Set problem
Copy each line that holds "的垂直平分线".

(Stored records)

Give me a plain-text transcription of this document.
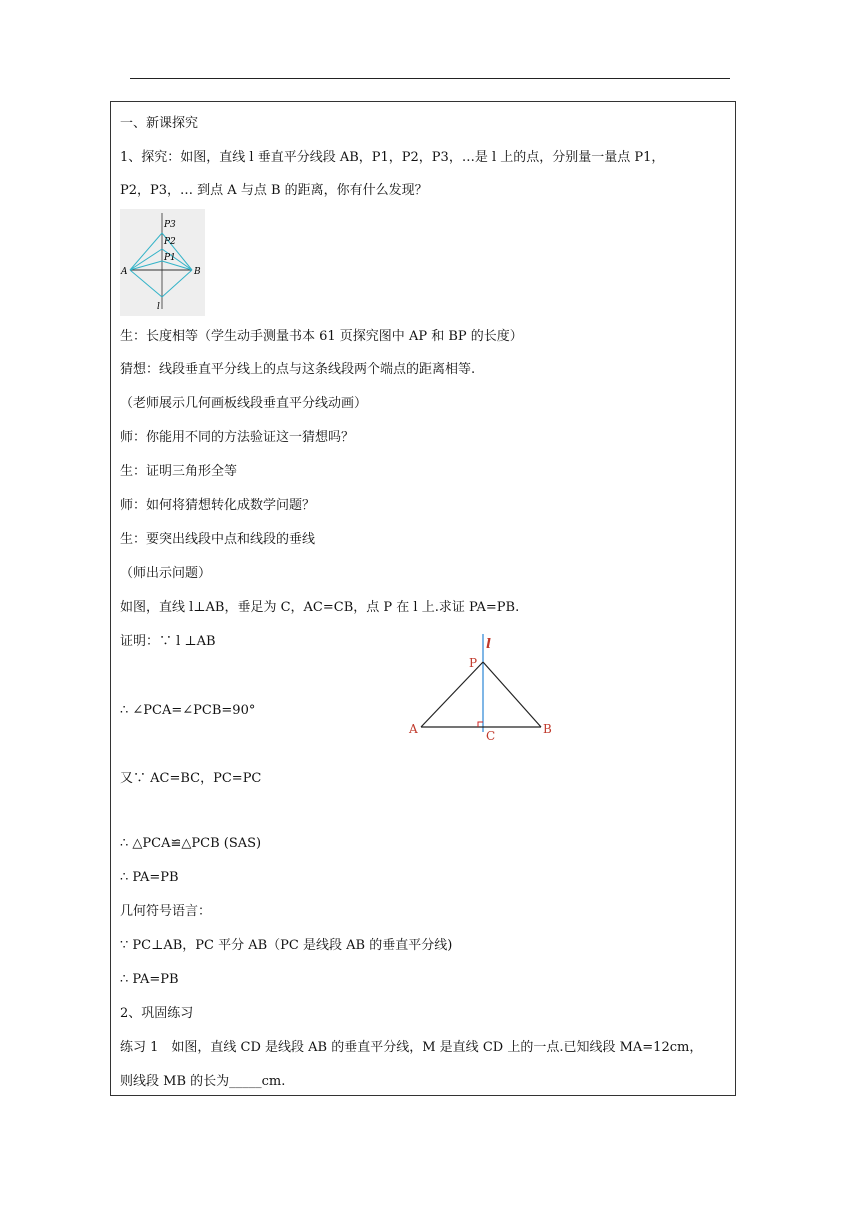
一、新课探究
1、探究：如图，直线 l 垂直平分线段 AB，P1，P2，P3，…是 l 上的点，分别量一量点 P1，
P2，P3，… 到点 A 与点 B 的距离，你有什么发现？
P3
P2
P1
A	B
l
生：长度相等（学生动手测量书本 61 页探究图中 AP 和 BP 的长度）
猜想：线段垂直平分线上的点与这条线段两个端点的距离相等.
（老师展示几何画板线段垂直平分线动画）
师：你能用不同的方法验证这一猜想吗？
生：证明三角形全等
师：如何将猜想转化成数学问题？
生：要突出线段中点和线段的垂线
（师出示问题）
如图，直线 l⊥AB，垂足为 C，AC=CB，点 P 在 l 上.求证 PA=PB.
证明：∵ l ⊥AB
∴ ∠PCA=∠PCB=90°
又∵ AC=BC，PC=PC
∴ △PCA≌△PCB (SAS)
∴ PA=PB
几何符号语言：
∵ PC⊥AB，PC 平分 AB（PC 是线段 AB 的垂直平分线)
∴ PA=PB
2、巩固练习
练习 1　如图，直线 CD 是线段 AB 的垂直平分线，M 是直线 CD 上的一点.已知线段 MA=12cm，
则线段 MB 的长为_____cm.
l
P
A	B
C
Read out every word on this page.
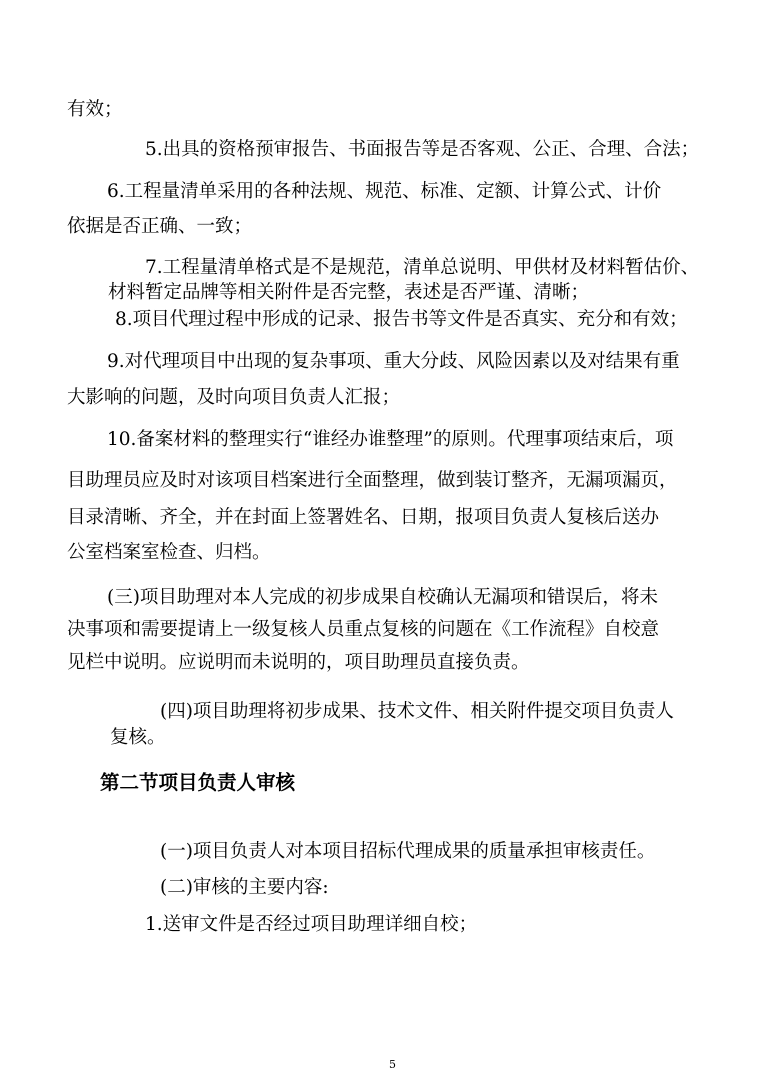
有效；
5.出具的资格预审报告、书面报告等是否客观、公正、合理、合法；
6.工程量清单采用的各种法规、规范、标准、定额、计算公式、计价
依据是否正确、一致；
7.工程量清单格式是不是规范，清单总说明、甲供材及材料暂估价、
材料暂定品牌等相关附件是否完整，表述是否严谨、清晰；
8.项目代理过程中形成的记录、报告书等文件是否真实、充分和有效；
9.对代理项目中出现的复杂事项、重大分歧、风险因素以及对结果有重
大影响的问题，及时向项目负责人汇报；
10.备案材料的整理实行“谁经办谁整理”的原则。代理事项结束后，项
目助理员应及时对该项目档案进行全面整理，做到装订整齐，无漏项漏页，
目录清晰、齐全，并在封面上签署姓名、日期，报项目负责人复核后送办
公室档案室检查、归档。
(三)项目助理对本人完成的初步成果自校确认无漏项和错误后，将未
决事项和需要提请上一级复核人员重点复核的问题在《工作流程》自校意
见栏中说明。应说明而未说明的，项目助理员直接负责。
(四)项目助理将初步成果、技术文件、相关附件提交项目负责人
复核。
第二节项目负责人审核
(一)项目负责人对本项目招标代理成果的质量承担审核责任。
(二)审核的主要内容:
1.送审文件是否经过项目助理详细自校；
5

Solution
∵ PC⊥AB，PC 平分 AB（PC 是线段 AB 的垂直平分线)
练习 1　如图，直线 CD 是线段 AB 的垂直平分线，M 是直线 CD 上的一点.已知线段 MA=12cm，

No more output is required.